▸ **EXERCISE DETAILS**
Will you transcribe the entries that follow, exactly and in full?

▸ **DATA PROVIDED**
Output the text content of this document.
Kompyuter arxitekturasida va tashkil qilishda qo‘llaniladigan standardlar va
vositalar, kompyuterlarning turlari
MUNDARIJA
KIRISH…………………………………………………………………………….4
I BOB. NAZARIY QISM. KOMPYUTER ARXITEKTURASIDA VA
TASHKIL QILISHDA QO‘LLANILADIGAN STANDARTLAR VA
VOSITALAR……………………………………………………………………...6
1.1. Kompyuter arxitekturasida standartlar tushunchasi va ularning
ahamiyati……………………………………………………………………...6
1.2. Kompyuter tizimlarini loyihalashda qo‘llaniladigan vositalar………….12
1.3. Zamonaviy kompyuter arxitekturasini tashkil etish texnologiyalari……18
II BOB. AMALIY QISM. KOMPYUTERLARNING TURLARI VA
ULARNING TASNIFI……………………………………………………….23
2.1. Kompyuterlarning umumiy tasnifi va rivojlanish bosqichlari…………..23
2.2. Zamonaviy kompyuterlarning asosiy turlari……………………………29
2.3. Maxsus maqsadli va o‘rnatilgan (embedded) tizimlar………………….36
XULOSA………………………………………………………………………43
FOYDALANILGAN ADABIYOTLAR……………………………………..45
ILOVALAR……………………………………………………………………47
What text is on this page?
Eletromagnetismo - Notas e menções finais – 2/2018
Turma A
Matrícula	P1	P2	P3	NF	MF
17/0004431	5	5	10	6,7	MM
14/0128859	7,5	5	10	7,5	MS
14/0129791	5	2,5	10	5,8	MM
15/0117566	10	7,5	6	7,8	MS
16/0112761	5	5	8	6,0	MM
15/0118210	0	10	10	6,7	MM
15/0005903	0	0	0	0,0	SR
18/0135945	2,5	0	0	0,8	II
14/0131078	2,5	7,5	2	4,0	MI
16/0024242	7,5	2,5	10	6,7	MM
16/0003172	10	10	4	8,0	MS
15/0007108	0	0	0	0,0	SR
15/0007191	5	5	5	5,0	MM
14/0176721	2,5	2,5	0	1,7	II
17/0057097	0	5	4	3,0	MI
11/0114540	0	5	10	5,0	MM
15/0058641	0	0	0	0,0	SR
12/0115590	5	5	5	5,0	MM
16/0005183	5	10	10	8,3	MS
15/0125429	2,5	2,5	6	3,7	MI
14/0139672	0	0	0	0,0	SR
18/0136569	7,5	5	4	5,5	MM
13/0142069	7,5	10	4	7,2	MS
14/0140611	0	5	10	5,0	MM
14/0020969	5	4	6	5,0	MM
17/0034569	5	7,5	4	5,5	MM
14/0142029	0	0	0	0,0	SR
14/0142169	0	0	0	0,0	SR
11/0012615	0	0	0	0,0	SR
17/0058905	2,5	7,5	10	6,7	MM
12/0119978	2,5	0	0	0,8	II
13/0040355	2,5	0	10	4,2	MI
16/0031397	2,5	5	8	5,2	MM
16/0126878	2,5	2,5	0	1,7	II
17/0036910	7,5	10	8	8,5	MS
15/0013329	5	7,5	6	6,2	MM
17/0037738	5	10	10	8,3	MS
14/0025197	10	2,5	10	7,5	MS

▸ **WRITTEN SOLUTION**
Output the text content of this document.
Kompyuter arxitekturasida va tashkil qilishda qo‘llaniladigan standardlar va
vositalar, kompyuterlarning turlari
MUNDARIJA
KIRISH…………………………………………………………………………….4
I BOB. NAZARIY QISM. KOMPYUTER ARXITEKTURASIDA VA
TASHKIL QILISHDA QO‘LLANILADIGAN STANDARTLAR VA
VOSITALAR……………………………………………………………………...6
1.1. Kompyuter arxitekturasida standartlar tushunchasi va ularning
ahamiyati……………………………………………………………………...6
1.2. Kompyuter tizimlarini loyihalashda qo‘llaniladigan vositalar………….12
1.3. Zamonaviy kompyuter arxitekturasini tashkil etish texnologiyalari……18
II BOB. AMALIY QISM. KOMPYUTERLARNING TURLARI VA
ULARNING TASNIFI……………………………………………………….23
2.1. Kompyuterlarning umumiy tasnifi va rivojlanish bosqichlari…………..23
2.2. Zamonaviy kompyuterlarning asosiy turlari……………………………29
2.3. Maxsus maqsadli va o‘rnatilgan (embedded) tizimlar………………….36
XULOSA………………………………………………………………………43
FOYDALANILGAN ADABIYOTLAR……………………………………..45
ILOVALAR……………………………………………………………………47
What text is on this page?
Eletromagnetismo - Notas e menções finais – 2/2018
Turma A
Matrícula	P1	P2	P3	NF	MF
17/0004431	5	5	10	6,7	MM
14/0128859	7,5	5	10	7,5	MS
14/0129791	5	2,5	10	5,8	MM
15/0117566	10	7,5	6	7,8	MS
16/0112761	5	5	8	6,0	MM
15/0118210	0	10	10	6,7	MM
15/0005903	0	0	0	0,0	SR
18/0135945	2,5	0	0	0,8	II
14/0131078	2,5	7,5	2	4,0	MI
16/0024242	7,5	2,5	10	6,7	MM
16/0003172	10	10	4	8,0	MS
15/0007108	0	0	0	0,0	SR
15/0007191	5	5	5	5,0	MM
14/0176721	2,5	2,5	0	1,7	II
17/0057097	0	5	4	3,0	MI
11/0114540	0	5	10	5,0	MM
15/0058641	0	0	0	0,0	SR
12/0115590	5	5	5	5,0	MM
16/0005183	5	10	10	8,3	MS
15/0125429	2,5	2,5	6	3,7	MI
14/0139672	0	0	0	0,0	SR
18/0136569	7,5	5	4	5,5	MM
13/0142069	7,5	10	4	7,2	MS
14/0140611	0	5	10	5,0	MM
14/0020969	5	4	6	5,0	MM
17/0034569	5	7,5	4	5,5	MM
14/0142029	0	0	0	0,0	SR
14/0142169	0	0	0	0,0	SR
11/0012615	0	0	0	0,0	SR
17/0058905	2,5	7,5	10	6,7	MM
12/0119978	2,5	0	0	0,8	II
13/0040355	2,5	0	10	4,2	MI
16/0031397	2,5	5	8	5,2	MM
16/0126878	2,5	2,5	0	1,7	II
17/0036910	7,5	10	8	8,5	MS
15/0013329	5	7,5	6	6,2	MM
17/0037738	5	10	10	8,3	MS
14/0025197	10	2,5	10	7,5	MS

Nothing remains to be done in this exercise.